_Problem_
Repeat all of the records verbatim.

_Exercise inputs_

◇ ◇ ◇

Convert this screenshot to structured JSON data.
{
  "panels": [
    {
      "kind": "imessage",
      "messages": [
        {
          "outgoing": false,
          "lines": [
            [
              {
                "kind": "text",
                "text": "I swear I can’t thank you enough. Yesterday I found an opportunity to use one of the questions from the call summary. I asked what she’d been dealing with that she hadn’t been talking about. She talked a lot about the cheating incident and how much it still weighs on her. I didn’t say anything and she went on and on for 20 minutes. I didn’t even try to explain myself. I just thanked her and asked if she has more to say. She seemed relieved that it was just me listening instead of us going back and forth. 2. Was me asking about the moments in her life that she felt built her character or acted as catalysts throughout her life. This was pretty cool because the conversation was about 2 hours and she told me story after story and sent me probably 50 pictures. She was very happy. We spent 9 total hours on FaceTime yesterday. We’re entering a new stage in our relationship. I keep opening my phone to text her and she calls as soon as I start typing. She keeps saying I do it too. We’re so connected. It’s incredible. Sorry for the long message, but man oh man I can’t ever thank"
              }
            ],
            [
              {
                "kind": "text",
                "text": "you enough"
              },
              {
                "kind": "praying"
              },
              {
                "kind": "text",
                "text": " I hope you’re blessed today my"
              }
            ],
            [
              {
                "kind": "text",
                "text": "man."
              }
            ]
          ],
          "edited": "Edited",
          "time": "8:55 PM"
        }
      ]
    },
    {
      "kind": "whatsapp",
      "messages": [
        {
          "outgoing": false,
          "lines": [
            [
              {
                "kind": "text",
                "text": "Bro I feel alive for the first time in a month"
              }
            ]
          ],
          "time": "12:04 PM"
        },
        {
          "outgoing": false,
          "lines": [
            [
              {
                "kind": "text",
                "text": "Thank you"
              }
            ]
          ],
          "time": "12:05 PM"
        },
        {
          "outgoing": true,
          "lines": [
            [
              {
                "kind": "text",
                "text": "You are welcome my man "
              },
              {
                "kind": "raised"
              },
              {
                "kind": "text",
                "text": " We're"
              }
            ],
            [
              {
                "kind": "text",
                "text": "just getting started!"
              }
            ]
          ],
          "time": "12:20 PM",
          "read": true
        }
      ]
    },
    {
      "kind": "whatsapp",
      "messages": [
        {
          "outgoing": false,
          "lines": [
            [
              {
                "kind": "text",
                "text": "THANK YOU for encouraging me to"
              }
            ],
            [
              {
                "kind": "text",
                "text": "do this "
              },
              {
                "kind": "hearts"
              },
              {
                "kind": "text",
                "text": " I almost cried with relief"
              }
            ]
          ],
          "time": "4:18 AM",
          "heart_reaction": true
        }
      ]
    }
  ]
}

◇ ◇ ◇

_Correct output_
Convert this screenshot to structured JSON data.
{
  "panels": [
    {
      "kind": "imessage",
      "messages": [
        {
          "outgoing": false,
          "lines": [
            [
              {
                "kind": "text",
                "text": "I swear I can’t thank you enough. Yesterday I found an opportunity to use one of the questions from the call summary. I asked what she’d been dealing with that she hadn’t been talking about. She talked a lot about the cheating incident and how much it still weighs on her. I didn’t say anything and she went on and on for 20 minutes. I didn’t even try to explain myself. I just thanked her and asked if she has more to say. She seemed relieved that it was just me listening instead of us going back and forth. 2. Was me asking about the moments in her life that she felt built her character or acted as catalysts throughout her life. This was pretty cool because the conversation was about 2 hours and she told me story after story and sent me probably 50 pictures. She was very happy. We spent 9 total hours on FaceTime yesterday. We’re entering a new stage in our relationship. I keep opening my phone to text her and she calls as soon as I start typing. She keeps saying I do it too. We’re so connected. It’s incredible. Sorry for the long message, but man oh man I can’t ever thank"
              }
            ],
            [
              {
                "kind": "text",
                "text": "you enough"
              },
              {
                "kind": "praying"
              },
              {
                "kind": "text",
                "text": " I hope you’re blessed today my"
              }
            ],
            [
              {
                "kind": "text",
                "text": "man."
              }
            ]
          ],
          "edited": "Edited",
          "time": "8:55 PM"
        }
      ]
    },
    {
      "kind": "whatsapp",
      "messages": [
        {
          "outgoing": false,
          "lines": [
            [
              {
                "kind": "text",
                "text": "Bro I feel alive for the first time in a month"
              }
            ]
          ],
          "time": "12:04 PM"
        },
        {
          "outgoing": false,
          "lines": [
            [
              {
                "kind": "text",
                "text": "Thank you"
              }
            ]
          ],
          "time": "12:05 PM"
        },
        {
          "outgoing": true,
          "lines": [
            [
              {
                "kind": "text",
                "text": "You are welcome my man "
              },
              {
                "kind": "raised"
              },
              {
                "kind": "text",
                "text": " We're"
              }
            ],
            [
              {
                "kind": "text",
                "text": "just getting started!"
              }
            ]
          ],
          "time": "12:20 PM",
          "read": true
        }
      ]
    },
    {
      "kind": "whatsapp",
      "messages": [
        {
          "outgoing": false,
          "lines": [
            [
              {
                "kind": "text",
                "text": "THANK YOU for encouraging me to"
              }
            ],
            [
              {
                "kind": "text",
                "text": "do this "
              },
              {
                "kind": "hearts"
              },
              {
                "kind": "text",
                "text": " I almost cried with relief"
              }
            ]
          ],
          "time": "4:18 AM",
          "heart_reaction": true
        }
      ]
    }
  ]
}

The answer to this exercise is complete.